Exact repetition of every entry is required.

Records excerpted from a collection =
(begin)

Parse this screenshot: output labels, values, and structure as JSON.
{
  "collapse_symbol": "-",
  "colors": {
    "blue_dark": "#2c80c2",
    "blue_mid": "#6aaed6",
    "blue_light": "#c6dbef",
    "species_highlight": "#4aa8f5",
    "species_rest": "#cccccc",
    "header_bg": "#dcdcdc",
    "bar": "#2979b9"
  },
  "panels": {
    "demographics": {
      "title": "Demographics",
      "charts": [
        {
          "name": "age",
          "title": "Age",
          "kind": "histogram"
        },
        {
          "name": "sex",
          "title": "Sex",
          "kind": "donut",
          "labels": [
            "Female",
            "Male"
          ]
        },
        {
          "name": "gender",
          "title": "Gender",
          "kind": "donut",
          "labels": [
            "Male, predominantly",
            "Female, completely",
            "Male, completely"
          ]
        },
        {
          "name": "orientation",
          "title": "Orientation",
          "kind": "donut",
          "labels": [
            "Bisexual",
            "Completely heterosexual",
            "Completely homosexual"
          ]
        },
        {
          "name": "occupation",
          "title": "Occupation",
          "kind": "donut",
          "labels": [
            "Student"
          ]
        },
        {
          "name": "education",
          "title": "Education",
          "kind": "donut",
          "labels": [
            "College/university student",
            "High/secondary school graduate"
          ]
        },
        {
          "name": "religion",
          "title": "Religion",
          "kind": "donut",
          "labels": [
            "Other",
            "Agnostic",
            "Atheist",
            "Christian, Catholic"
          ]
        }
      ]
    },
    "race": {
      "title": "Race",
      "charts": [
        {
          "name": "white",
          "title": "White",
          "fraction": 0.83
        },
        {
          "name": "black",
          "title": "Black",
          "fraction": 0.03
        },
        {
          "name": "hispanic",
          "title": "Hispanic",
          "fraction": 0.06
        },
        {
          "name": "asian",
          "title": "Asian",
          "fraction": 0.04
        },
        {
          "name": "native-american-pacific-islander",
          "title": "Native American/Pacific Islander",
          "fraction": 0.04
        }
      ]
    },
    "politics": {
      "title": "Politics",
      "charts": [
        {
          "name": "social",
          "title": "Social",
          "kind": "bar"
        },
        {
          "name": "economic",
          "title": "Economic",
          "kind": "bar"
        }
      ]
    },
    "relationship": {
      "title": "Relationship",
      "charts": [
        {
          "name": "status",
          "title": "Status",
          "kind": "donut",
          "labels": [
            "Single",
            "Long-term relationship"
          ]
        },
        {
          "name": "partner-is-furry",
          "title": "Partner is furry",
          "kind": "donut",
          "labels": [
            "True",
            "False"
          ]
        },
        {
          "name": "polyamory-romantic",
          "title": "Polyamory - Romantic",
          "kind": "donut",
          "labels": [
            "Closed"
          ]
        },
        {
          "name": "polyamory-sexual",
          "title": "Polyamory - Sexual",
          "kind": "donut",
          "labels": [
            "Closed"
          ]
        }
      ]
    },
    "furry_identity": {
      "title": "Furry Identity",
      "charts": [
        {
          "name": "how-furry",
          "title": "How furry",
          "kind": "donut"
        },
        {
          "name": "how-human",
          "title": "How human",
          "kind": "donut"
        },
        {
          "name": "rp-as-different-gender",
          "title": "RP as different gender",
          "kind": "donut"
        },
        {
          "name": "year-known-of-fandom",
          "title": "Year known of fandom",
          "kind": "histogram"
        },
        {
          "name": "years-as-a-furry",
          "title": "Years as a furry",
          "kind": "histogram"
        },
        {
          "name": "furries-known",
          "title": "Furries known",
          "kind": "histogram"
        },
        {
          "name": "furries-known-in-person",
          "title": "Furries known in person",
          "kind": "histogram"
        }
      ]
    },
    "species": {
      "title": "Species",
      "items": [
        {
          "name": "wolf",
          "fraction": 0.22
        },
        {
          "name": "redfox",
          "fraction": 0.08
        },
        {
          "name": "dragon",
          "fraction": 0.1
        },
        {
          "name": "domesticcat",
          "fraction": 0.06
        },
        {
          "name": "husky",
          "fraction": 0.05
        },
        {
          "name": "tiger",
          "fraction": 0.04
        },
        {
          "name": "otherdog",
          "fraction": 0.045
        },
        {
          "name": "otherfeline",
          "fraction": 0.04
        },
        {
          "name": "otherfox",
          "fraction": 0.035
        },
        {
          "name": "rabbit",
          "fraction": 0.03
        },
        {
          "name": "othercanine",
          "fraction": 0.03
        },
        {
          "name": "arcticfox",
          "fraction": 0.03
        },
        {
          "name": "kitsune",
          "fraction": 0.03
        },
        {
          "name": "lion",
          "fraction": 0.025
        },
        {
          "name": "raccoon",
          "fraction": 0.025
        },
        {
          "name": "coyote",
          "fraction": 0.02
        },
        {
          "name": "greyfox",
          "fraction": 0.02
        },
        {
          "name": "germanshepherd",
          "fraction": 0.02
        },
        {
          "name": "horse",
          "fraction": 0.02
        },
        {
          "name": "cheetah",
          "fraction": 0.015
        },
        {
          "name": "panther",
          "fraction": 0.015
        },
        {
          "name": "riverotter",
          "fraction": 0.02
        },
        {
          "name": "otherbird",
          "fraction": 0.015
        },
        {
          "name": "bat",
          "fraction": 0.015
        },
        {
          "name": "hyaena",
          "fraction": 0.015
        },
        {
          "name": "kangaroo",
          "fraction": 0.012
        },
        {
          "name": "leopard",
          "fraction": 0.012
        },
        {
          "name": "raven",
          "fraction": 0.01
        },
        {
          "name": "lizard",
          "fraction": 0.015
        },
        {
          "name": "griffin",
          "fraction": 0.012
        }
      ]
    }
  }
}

(end)

Answer to the exercise =
Parse this screenshot: output labels, values, and structure as JSON.
{
  "collapse_symbol": "-",
  "colors": {
    "blue_dark": "#2c80c2",
    "blue_mid": "#6aaed6",
    "blue_light": "#c6dbef",
    "species_highlight": "#4aa8f5",
    "species_rest": "#cccccc",
    "header_bg": "#dcdcdc",
    "bar": "#2979b9"
  },
  "panels": {
    "demographics": {
      "title": "Demographics",
      "charts": [
        {
          "name": "age",
          "title": "Age",
          "kind": "histogram"
        },
        {
          "name": "sex",
          "title": "Sex",
          "kind": "donut",
          "labels": [
            "Female",
            "Male"
          ]
        },
        {
          "name": "gender",
          "title": "Gender",
          "kind": "donut",
          "labels": [
            "Male, predominantly",
            "Female, completely",
            "Male, completely"
          ]
        },
        {
          "name": "orientation",
          "title": "Orientation",
          "kind": "donut",
          "labels": [
            "Bisexual",
            "Completely heterosexual",
            "Completely homosexual"
          ]
        },
        {
          "name": "occupation",
          "title": "Occupation",
          "kind": "donut",
          "labels": [
            "Student"
          ]
        },
        {
          "name": "education",
          "title": "Education",
          "kind": "donut",
          "labels": [
            "College/university student",
            "High/secondary school graduate"
          ]
        },
        {
          "name": "religion",
          "title": "Religion",
          "kind": "donut",
          "labels": [
            "Other",
            "Agnostic",
            "Atheist",
            "Christian, Catholic"
          ]
        }
      ]
    },
    "race": {
      "title": "Race",
      "charts": [
        {
          "name": "white",
          "title": "White",
          "fraction": 0.83
        },
        {
          "name": "black",
          "title": "Black",
          "fraction": 0.03
        },
        {
          "name": "hispanic",
          "title": "Hispanic",
          "fraction": 0.06
        },
        {
          "name": "asian",
          "title": "Asian",
          "fraction": 0.04
        },
        {
          "name": "native-american-pacific-islander",
          "title": "Native American/Pacific Islander",
          "fraction": 0.04
        }
      ]
    },
    "politics": {
      "title": "Politics",
      "charts": [
        {
          "name": "social",
          "title": "Social",
          "kind": "bar"
        },
        {
          "name": "economic",
          "title": "Economic",
          "kind": "bar"
        }
      ]
    },
    "relationship": {
      "title": "Relationship",
      "charts": [
        {
          "name": "status",
          "title": "Status",
          "kind": "donut",
          "labels": [
            "Single",
            "Long-term relationship"
          ]
        },
        {
          "name": "partner-is-furry",
          "title": "Partner is furry",
          "kind": "donut",
          "labels": [
            "True",
            "False"
          ]
        },
        {
          "name": "polyamory-romantic",
          "title": "Polyamory - Romantic",
          "kind": "donut",
          "labels": [
            "Closed"
          ]
        },
        {
          "name": "polyamory-sexual",
          "title": "Polyamory - Sexual",
          "kind": "donut",
          "labels": [
            "Closed"
          ]
        }
      ]
    },
    "furry_identity": {
      "title": "Furry Identity",
      "charts": [
        {
          "name": "how-furry",
          "title": "How furry",
          "kind": "donut"
        },
        {
          "name": "how-human",
          "title": "How human",
          "kind": "donut"
        },
        {
          "name": "rp-as-different-gender",
          "title": "RP as different gender",
          "kind": "donut"
        },
        {
          "name": "year-known-of-fandom",
          "title": "Year known of fandom",
          "kind": "histogram"
        },
        {
          "name": "years-as-a-furry",
          "title": "Years as a furry",
          "kind": "histogram"
        },
        {
          "name": "furries-known",
          "title": "Furries known",
          "kind": "histogram"
        },
        {
          "name": "furries-known-in-person",
          "title": "Furries known in person",
          "kind": "histogram"
        }
      ]
    },
    "species": {
      "title": "Species",
      "items": [
        {
          "name": "wolf",
          "fraction": 0.22
        },
        {
          "name": "redfox",
          "fraction": 0.08
        },
        {
          "name": "dragon",
          "fraction": 0.1
        },
        {
          "name": "domesticcat",
          "fraction": 0.06
        },
        {
          "name": "husky",
          "fraction": 0.05
        },
        {
          "name": "tiger",
          "fraction": 0.04
        },
        {
          "name": "otherdog",
          "fraction": 0.045
        },
        {
          "name": "otherfeline",
          "fraction": 0.04
        },
        {
          "name": "otherfox",
          "fraction": 0.035
        },
        {
          "name": "rabbit",
          "fraction": 0.03
        },
        {
          "name": "othercanine",
          "fraction": 0.03
        },
        {
          "name": "arcticfox",
          "fraction": 0.03
        },
        {
          "name": "kitsune",
          "fraction": 0.03
        },
        {
          "name": "lion",
          "fraction": 0.025
        },
        {
          "name": "raccoon",
          "fraction": 0.025
        },
        {
          "name": "coyote",
          "fraction": 0.02
        },
        {
          "name": "greyfox",
          "fraction": 0.02
        },
        {
          "name": "germanshepherd",
          "fraction": 0.02
        },
        {
          "name": "horse",
          "fraction": 0.02
        },
        {
          "name": "cheetah",
          "fraction": 0.015
        },
        {
          "name": "panther",
          "fraction": 0.015
        },
        {
          "name": "riverotter",
          "fraction": 0.02
        },
        {
          "name": "otherbird",
          "fraction": 0.015
        },
        {
          "name": "bat",
          "fraction": 0.015
        },
        {
          "name": "hyaena",
          "fraction": 0.015
        },
        {
          "name": "kangaroo",
          "fraction": 0.012
        },
        {
          "name": "leopard",
          "fraction": 0.012
        },
        {
          "name": "raven",
          "fraction": 0.01
        },
        {
          "name": "lizard",
          "fraction": 0.015
        },
        {
          "name": "griffin",
          "fraction": 0.012
        }
      ]
    }
  }
}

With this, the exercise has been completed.